Thomas Ledger bought what is now the Merry Water Farm in 1852.
He then went back East to fetch his wife.
They returned two years later, built a log cabin and started farming.
In 1869, the Ledgers were prosperous enough that they built a real house on the property at N1240 Hillside Road, town of Linn.
Move on to the 21st century, and until last year, that house was probably the last thing the Ledgers would have recognized on their property.
But last year, the house was renovated with new siding.
Thomas would have to look at it really hard to recognize it now.
Thomas is the great-great-great-great grandfather of the current owners, Ken and Keith York, who are also sons of Walter and Mary York.
Ken lives in Thomas’ remodeled house.
Walter and Mary live next door in a house that was built in 1955. See related story, York a longtime staple.
Walter’s mother, Eunice, was a Ledger, joining the two families.
For a while, the farm, which is now called Merry Water Farms, was owned by the Leedle family, also relatives of the Ledgers and Yorks.
In 1965, Walter and Mary York bought the 160-acre farm.
It’s been in the York family since.
In 2012, the brothers brought their cousin, John Tueting, into partnership and bought additional farmland from their parents and their aunt and uncle.
Keith, Ken and and John manage the farm, where several interns and 24 employees milk and care for more than 1,300 cows. The farm also grows corn and alfalfa.
Keith said the milking operation is all day, every day.
“We’re either cleaning up or milking 24 hours day,” he said.
When they first began working the farm in 1992, it was 160 acres. They have since expanded it to 290 acres. But their operation is much larger than that.
Keith York said they also rent 210 acres and actually farm 500 acres.
The farm’s total herd comes to more than 2,000 cows and calves, Keith said. He said the farm is breeding beef cows, but right now the farm is just selling calves to other farms to breed and raise.
Farming still has that down home, oink-oink here and moo-moo there image to city folk.
But this farm is more like a small corporation.
Each cow produces about 90 pounds of milk a day, said Keith.

EXERCISE GOAL: In the passage about the farm, rewrite the portion that opens with "Walter and Mary live" and closes with "day, every day.", changing "alfalfa" to "oats".

RECORDS PROVIDED:

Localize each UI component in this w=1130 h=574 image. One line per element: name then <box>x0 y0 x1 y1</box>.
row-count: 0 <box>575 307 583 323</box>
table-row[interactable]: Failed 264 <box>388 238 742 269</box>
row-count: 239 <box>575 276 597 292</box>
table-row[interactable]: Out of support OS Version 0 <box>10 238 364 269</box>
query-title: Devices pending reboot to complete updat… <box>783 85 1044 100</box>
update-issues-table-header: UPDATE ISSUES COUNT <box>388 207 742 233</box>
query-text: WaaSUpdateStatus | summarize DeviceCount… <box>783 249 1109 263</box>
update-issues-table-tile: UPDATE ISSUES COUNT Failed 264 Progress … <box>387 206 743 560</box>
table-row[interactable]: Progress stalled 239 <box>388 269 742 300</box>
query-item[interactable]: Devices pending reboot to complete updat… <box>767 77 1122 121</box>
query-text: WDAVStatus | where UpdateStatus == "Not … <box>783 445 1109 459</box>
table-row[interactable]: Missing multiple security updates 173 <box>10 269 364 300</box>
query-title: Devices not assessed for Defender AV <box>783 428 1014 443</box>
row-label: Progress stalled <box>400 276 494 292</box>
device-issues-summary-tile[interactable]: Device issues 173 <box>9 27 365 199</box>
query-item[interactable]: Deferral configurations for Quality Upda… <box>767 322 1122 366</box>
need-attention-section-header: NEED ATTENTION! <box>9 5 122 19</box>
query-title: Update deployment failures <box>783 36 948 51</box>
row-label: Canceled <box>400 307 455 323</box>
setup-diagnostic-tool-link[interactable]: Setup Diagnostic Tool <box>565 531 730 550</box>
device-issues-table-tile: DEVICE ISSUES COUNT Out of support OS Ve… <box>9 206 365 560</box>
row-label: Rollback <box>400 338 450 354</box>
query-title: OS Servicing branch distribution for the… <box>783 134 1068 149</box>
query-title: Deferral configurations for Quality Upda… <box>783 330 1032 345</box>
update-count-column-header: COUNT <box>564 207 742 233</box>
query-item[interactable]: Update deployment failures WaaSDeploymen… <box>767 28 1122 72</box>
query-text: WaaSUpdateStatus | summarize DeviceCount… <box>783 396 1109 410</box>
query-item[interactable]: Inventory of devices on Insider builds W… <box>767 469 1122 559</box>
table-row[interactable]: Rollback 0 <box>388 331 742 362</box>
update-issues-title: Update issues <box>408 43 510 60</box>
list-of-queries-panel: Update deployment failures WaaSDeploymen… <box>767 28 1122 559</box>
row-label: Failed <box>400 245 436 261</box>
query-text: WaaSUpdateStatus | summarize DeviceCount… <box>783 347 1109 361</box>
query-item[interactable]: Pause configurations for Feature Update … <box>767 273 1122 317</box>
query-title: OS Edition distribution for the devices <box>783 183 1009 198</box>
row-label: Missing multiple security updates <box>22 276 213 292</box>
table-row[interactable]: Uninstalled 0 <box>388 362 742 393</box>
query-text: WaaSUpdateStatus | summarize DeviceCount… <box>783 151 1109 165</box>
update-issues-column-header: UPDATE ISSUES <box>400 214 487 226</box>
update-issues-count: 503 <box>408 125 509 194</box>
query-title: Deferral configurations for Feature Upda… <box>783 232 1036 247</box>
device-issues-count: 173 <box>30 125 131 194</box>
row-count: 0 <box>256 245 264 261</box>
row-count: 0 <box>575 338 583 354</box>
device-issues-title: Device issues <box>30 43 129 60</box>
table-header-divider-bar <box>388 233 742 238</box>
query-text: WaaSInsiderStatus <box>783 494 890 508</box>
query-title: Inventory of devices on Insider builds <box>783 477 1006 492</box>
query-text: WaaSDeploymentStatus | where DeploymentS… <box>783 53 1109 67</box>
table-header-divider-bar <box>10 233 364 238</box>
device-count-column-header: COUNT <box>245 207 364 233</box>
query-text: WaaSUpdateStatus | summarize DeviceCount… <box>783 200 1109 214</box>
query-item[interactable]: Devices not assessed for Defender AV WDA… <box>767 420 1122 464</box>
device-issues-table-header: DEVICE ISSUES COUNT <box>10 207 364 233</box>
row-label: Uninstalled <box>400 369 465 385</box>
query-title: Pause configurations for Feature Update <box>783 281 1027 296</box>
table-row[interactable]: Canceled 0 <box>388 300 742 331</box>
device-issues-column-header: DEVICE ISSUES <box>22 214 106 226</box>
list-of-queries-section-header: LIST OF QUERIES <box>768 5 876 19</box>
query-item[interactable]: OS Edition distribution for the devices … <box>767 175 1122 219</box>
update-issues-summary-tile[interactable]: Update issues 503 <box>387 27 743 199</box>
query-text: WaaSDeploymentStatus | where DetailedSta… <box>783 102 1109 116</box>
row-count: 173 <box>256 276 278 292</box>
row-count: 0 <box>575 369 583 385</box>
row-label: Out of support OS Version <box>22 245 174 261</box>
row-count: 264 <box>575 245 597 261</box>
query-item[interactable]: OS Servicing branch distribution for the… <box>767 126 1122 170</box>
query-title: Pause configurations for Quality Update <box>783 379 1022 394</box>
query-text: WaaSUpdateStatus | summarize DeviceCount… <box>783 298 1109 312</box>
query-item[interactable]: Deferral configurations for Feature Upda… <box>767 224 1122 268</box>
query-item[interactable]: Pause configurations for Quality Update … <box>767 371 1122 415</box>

YOUR SOLUTION:
Walter and Mary live next door in a house that was built in 1955. See related story, York a longtime staple.
Walter’s mother, Eunice, was a Ledger, joining the two families.
For a while, the farm, which is now called Merry Water Farms, was owned by the Leedle family, also relatives of the Ledgers and Yorks.
In 1965, Walter and Mary York bought the 160-acre farm.
It’s been in the York family since.
In 2012, the brothers brought their cousin, John Tueting, into partnership and bought additional farmland from their parents and their aunt and uncle.
Keith, Ken and and John manage the farm, where several interns and 24 employees milk and care for more than 1,300 cows. The farm also grows corn and oats.
Keith said the milking operation is all day, every day.